-- SET EXERCISE --
Pick out the lines in the listing below that contain the word "true" and copy them.

-- DATASET ROWS --
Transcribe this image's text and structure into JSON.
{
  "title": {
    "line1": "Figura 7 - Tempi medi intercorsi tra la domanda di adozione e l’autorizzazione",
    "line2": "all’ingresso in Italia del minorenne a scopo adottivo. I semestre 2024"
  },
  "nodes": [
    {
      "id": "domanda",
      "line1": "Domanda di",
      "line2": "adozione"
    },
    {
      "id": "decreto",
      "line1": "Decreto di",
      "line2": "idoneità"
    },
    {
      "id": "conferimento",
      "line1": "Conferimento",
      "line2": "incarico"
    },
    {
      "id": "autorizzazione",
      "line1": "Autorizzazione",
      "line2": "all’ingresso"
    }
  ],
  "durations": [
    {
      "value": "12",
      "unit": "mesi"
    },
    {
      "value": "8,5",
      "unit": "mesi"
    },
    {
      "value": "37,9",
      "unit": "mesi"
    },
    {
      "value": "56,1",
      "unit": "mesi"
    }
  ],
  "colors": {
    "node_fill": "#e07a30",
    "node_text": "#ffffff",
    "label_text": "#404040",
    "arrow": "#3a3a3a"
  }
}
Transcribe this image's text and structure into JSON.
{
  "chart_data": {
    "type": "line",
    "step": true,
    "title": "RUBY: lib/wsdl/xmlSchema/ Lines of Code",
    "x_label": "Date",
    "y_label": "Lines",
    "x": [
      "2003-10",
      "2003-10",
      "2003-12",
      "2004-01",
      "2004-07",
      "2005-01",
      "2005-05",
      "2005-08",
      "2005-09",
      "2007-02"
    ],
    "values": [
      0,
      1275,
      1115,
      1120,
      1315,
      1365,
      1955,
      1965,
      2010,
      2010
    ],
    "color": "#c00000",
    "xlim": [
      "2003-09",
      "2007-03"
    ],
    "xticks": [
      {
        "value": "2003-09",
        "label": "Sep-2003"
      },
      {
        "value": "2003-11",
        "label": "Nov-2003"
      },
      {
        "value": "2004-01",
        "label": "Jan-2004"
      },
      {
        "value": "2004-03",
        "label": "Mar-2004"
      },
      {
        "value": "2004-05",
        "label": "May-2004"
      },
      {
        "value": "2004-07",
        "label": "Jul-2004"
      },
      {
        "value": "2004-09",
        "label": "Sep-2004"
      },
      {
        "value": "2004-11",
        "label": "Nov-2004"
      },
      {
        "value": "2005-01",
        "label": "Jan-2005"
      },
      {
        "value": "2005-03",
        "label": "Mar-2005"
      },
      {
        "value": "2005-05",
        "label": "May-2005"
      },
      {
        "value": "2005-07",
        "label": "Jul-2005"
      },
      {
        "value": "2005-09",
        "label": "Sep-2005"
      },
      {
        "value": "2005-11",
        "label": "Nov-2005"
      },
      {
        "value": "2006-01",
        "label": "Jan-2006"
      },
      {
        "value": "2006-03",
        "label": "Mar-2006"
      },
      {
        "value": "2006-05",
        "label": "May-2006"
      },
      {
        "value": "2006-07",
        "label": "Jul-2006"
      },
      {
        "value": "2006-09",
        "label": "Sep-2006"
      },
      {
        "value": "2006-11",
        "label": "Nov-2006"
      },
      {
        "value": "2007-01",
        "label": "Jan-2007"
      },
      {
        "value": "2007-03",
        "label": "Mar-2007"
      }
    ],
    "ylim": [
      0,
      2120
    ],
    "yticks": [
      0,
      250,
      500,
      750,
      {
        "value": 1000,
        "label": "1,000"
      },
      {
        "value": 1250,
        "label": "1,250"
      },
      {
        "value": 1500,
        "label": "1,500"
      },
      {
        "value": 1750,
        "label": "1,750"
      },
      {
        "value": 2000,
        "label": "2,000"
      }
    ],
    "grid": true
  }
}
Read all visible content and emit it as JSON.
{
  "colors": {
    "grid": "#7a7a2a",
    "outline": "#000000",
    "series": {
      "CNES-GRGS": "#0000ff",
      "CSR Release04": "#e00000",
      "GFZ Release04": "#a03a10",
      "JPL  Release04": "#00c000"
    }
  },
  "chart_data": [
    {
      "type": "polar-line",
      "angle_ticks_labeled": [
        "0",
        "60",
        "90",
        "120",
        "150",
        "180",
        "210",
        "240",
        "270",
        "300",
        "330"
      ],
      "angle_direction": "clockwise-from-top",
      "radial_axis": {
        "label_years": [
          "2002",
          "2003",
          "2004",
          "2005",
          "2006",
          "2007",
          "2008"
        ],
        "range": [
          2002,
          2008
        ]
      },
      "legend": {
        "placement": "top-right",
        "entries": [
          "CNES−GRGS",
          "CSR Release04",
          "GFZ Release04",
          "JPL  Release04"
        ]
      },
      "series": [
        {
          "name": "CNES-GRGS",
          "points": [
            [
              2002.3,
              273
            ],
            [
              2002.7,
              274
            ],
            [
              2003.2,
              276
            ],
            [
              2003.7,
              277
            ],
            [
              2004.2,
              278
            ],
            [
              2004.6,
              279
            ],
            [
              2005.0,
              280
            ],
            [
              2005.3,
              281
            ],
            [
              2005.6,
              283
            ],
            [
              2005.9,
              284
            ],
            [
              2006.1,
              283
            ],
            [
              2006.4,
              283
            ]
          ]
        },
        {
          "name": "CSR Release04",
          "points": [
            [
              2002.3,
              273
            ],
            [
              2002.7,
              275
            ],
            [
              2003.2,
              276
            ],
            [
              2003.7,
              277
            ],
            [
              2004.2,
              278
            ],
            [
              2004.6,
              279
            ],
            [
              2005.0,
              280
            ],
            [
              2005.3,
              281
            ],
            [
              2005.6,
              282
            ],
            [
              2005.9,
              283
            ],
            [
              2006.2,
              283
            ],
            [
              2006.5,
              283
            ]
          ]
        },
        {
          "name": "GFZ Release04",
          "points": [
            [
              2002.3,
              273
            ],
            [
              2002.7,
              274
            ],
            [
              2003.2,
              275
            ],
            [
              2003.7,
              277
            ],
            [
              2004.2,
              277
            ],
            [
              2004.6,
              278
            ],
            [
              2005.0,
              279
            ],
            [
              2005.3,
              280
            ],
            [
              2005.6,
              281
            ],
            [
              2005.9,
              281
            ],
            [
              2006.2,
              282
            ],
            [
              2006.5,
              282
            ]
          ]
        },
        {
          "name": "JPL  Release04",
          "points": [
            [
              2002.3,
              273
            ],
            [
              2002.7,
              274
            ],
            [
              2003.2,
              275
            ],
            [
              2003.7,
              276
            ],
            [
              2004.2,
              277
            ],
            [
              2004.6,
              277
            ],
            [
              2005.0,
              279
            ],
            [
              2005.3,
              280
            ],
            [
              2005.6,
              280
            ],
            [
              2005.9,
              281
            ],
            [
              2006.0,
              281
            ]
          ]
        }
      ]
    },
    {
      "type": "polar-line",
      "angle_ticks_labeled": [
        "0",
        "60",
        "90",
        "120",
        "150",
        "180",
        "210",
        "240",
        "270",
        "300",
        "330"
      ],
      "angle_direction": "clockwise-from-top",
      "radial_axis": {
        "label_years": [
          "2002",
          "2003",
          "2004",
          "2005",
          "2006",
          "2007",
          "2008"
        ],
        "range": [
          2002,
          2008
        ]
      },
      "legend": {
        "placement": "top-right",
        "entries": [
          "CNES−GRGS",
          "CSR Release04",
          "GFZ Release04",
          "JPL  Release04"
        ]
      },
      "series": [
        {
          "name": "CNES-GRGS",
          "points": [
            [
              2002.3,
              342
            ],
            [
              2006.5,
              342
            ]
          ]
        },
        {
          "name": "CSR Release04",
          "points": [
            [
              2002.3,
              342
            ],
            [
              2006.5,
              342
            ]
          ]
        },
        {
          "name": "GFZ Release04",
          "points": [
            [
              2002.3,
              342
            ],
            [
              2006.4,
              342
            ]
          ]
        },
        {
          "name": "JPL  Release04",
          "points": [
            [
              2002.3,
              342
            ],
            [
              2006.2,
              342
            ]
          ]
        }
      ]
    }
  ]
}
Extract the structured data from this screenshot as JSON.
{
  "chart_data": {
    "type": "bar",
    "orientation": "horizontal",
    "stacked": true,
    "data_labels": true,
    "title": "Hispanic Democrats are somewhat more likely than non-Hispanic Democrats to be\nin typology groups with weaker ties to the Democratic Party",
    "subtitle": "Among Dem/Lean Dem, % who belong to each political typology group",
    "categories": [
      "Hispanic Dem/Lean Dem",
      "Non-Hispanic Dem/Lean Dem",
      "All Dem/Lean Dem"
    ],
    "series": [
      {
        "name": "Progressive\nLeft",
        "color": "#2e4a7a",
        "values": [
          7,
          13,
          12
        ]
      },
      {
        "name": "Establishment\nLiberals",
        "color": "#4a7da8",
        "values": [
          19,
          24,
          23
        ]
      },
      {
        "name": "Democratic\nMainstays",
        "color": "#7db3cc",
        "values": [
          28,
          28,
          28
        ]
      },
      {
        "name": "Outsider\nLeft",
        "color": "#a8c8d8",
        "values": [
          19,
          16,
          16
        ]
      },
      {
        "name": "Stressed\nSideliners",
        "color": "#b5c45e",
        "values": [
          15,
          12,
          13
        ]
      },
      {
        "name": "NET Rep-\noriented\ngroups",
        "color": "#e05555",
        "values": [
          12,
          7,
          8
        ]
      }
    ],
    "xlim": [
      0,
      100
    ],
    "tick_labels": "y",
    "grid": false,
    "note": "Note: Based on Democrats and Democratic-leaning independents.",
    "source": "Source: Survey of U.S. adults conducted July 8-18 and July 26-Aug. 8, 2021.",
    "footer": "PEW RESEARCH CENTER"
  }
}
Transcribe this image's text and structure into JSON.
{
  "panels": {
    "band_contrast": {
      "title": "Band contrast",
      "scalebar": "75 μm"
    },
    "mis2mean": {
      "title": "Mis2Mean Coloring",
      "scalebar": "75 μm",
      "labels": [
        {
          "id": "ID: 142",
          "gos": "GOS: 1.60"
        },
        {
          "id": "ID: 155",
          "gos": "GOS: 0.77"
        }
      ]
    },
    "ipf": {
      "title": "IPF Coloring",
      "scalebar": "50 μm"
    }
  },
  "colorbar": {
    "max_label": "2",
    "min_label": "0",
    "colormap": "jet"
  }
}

-- WORKED ANSWER --
    "step": true,
    "grid": true
    "stacked": true,
    "data_labels": true,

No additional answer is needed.